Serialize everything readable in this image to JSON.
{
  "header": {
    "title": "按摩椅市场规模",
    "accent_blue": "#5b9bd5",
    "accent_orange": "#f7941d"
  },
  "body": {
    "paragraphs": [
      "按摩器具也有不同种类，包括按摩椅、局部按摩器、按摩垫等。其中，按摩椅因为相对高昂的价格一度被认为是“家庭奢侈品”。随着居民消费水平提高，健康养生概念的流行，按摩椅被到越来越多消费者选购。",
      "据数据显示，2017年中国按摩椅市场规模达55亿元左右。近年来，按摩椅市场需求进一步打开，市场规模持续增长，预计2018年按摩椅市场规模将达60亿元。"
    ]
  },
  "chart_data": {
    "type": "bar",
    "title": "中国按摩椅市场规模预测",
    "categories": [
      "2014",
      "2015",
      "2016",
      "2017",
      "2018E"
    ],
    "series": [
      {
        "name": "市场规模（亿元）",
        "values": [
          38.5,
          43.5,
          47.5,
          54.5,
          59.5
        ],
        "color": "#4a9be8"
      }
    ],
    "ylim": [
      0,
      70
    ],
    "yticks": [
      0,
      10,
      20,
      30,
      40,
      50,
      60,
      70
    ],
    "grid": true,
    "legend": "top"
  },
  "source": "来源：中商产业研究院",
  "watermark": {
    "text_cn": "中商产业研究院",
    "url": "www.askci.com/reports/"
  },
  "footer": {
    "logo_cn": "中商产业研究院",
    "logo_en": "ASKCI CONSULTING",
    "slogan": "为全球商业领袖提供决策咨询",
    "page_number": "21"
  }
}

──────────

▸ Problem to solve: Can you reproduce all the material exactly?

▸ Exercise answer:
Serialize everything readable in this image to JSON.
{
  "header": {
    "title": "按摩椅市场规模",
    "accent_blue": "#5b9bd5",
    "accent_orange": "#f7941d"
  },
  "body": {
    "paragraphs": [
      "按摩器具也有不同种类，包括按摩椅、局部按摩器、按摩垫等。其中，按摩椅因为相对高昂的价格一度被认为是“家庭奢侈品”。随着居民消费水平提高，健康养生概念的流行，按摩椅被到越来越多消费者选购。",
      "据数据显示，2017年中国按摩椅市场规模达55亿元左右。近年来，按摩椅市场需求进一步打开，市场规模持续增长，预计2018年按摩椅市场规模将达60亿元。"
    ]
  },
  "chart_data": {
    "type": "bar",
    "title": "中国按摩椅市场规模预测",
    "categories": [
      "2014",
      "2015",
      "2016",
      "2017",
      "2018E"
    ],
    "series": [
      {
        "name": "市场规模（亿元）",
        "values": [
          38.5,
          43.5,
          47.5,
          54.5,
          59.5
        ],
        "color": "#4a9be8"
      }
    ],
    "ylim": [
      0,
      70
    ],
    "yticks": [
      0,
      10,
      20,
      30,
      40,
      50,
      60,
      70
    ],
    "grid": true,
    "legend": "top"
  },
  "source": "来源：中商产业研究院",
  "watermark": {
    "text_cn": "中商产业研究院",
    "url": "www.askci.com/reports/"
  },
  "footer": {
    "logo_cn": "中商产业研究院",
    "logo_en": "ASKCI CONSULTING",
    "slogan": "为全球商业领袖提供决策咨询",
    "page_number": "21"
  }
}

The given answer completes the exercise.